Records about charts and figures
○ ○ ○ ○

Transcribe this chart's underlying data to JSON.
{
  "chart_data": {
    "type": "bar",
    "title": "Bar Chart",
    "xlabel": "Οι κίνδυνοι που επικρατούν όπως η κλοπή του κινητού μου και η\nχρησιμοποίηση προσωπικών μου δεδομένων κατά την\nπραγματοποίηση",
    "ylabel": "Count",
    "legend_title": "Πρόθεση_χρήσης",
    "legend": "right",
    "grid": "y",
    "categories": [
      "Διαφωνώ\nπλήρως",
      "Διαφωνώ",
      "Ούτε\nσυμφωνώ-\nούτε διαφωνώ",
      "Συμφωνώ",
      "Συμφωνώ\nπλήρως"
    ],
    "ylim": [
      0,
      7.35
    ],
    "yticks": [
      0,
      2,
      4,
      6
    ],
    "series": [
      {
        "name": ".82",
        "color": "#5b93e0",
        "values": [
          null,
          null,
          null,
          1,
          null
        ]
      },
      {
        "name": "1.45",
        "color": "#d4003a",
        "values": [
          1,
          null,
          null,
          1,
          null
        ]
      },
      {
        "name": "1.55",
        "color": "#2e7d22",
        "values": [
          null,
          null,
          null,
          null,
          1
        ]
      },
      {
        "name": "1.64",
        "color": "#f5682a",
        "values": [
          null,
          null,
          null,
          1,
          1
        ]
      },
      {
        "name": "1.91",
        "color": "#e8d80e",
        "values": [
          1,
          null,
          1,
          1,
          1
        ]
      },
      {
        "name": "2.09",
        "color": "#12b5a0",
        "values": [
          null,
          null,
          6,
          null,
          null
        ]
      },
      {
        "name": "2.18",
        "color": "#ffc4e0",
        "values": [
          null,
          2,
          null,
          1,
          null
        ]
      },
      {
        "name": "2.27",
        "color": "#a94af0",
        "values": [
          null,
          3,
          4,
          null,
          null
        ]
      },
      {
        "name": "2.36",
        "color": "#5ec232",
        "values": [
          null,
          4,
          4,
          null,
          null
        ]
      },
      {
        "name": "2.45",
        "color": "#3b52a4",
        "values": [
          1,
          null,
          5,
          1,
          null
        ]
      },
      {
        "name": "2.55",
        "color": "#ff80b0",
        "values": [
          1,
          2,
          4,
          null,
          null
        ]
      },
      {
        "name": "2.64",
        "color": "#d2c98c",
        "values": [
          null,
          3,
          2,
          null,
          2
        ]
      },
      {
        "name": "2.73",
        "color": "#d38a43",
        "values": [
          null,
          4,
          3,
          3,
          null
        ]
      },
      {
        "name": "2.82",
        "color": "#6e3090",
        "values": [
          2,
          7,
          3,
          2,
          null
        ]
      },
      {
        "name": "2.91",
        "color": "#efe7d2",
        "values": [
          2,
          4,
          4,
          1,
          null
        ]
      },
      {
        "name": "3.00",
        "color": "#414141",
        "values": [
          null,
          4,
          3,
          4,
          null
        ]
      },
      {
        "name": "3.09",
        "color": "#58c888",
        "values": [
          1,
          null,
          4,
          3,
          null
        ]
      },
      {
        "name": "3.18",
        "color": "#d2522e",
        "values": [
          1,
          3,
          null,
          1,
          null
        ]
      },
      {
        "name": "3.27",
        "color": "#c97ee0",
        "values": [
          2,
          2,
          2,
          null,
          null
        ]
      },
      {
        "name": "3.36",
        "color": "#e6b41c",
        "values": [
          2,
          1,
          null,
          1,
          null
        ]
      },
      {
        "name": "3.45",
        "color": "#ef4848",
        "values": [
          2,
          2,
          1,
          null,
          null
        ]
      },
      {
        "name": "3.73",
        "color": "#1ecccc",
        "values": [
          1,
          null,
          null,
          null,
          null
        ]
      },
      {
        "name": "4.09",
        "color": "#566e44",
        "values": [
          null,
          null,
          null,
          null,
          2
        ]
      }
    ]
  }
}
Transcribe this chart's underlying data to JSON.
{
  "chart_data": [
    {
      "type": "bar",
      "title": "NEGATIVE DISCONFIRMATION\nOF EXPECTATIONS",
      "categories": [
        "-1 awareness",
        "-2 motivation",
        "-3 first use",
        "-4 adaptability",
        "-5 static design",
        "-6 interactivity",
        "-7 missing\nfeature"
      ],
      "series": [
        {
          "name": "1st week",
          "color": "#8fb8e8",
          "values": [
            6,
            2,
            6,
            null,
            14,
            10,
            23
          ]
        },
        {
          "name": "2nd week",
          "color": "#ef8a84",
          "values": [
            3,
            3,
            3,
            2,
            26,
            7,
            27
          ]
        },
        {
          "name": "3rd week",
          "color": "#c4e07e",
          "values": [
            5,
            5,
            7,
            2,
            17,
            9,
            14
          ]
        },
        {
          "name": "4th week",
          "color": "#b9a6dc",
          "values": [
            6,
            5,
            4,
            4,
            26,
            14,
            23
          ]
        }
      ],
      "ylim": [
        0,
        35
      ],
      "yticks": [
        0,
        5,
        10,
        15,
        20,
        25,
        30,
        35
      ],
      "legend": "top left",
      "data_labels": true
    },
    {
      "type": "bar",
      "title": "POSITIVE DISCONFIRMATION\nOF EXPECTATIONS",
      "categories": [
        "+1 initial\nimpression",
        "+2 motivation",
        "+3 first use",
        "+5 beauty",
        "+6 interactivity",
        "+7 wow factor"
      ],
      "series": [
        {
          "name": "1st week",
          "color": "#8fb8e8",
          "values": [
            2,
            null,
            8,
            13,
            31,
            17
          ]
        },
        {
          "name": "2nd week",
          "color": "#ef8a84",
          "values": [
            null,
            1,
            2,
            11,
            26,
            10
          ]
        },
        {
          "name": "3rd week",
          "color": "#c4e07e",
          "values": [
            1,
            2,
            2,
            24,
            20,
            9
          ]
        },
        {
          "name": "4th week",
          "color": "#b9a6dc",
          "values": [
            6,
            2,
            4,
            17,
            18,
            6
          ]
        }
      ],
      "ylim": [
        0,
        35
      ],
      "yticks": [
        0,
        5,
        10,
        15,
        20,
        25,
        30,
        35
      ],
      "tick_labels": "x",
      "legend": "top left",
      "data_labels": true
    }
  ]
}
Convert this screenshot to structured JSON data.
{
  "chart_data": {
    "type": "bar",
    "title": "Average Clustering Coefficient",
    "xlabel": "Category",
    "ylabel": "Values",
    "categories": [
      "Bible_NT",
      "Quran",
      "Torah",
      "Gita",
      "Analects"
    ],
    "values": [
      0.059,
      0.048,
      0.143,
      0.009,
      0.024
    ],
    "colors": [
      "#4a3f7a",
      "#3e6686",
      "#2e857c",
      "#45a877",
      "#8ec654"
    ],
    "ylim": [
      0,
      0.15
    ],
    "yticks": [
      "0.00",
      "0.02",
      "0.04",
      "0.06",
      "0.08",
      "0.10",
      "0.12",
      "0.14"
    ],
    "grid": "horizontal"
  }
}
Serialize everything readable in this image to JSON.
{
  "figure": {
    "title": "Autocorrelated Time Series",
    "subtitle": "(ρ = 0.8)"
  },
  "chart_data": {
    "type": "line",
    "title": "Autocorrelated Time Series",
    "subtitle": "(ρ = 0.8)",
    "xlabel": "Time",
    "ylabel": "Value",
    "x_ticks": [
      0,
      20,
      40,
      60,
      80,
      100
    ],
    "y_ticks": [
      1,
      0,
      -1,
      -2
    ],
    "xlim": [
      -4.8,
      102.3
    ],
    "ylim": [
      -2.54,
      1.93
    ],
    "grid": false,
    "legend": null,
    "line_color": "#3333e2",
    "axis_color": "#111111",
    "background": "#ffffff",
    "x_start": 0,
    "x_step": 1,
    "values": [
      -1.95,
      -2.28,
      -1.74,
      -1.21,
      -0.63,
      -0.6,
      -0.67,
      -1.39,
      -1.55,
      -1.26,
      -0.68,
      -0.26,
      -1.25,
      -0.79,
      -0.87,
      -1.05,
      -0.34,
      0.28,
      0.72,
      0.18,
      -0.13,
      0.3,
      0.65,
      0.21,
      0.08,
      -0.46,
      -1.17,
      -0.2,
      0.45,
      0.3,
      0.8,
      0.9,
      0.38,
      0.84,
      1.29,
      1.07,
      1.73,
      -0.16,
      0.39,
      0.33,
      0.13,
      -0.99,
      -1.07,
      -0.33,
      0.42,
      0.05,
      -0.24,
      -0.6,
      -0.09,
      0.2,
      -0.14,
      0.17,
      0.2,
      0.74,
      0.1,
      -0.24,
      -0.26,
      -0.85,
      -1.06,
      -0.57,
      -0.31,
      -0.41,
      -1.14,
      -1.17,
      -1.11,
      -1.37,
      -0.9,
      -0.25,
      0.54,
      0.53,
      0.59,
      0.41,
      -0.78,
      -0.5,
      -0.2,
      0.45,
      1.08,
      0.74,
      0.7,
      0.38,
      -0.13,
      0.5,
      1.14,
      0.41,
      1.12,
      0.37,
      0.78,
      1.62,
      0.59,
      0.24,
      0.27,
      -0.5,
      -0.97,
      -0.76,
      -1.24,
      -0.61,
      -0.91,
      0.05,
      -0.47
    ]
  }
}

○ ○ ○ ○

Stated exercise:
List all lines where "ylabel" occurs.

The result:
    "ylabel": "Count",
    "ylabel": "Values",
    "ylabel": "Value",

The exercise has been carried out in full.